*Objective*:
Scan each line of the records for the word "icon" and extract the ones that have it.

*Data to process*:
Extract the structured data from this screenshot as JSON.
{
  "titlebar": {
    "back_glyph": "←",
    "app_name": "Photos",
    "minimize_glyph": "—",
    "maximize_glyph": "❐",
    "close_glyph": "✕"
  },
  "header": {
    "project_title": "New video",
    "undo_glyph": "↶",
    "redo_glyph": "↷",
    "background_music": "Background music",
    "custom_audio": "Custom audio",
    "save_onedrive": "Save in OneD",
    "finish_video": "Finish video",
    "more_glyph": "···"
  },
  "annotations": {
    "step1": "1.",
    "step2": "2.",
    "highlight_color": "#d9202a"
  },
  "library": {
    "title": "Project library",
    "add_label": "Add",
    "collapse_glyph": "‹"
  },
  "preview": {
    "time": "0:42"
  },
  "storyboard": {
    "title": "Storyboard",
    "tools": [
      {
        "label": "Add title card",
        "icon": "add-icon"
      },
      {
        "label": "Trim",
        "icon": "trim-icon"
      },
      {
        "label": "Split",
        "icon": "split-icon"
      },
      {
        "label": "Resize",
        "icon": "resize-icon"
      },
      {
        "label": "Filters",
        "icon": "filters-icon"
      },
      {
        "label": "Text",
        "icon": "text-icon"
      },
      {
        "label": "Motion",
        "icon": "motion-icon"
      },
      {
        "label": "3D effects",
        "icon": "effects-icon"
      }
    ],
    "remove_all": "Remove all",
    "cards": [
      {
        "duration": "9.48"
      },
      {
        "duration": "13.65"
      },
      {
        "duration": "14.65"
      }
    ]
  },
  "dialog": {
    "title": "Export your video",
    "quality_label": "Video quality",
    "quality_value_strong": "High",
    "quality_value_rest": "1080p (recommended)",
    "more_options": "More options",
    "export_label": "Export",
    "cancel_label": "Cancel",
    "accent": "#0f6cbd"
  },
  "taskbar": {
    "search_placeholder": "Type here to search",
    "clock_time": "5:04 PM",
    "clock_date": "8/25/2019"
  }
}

*Output for this exercise*:
        "icon": "add-icon"
        "icon": "trim-icon"
        "icon": "split-icon"
        "icon": "resize-icon"
        "icon": "filters-icon"
        "icon": "text-icon"
        "icon": "motion-icon"
        "icon": "effects-icon"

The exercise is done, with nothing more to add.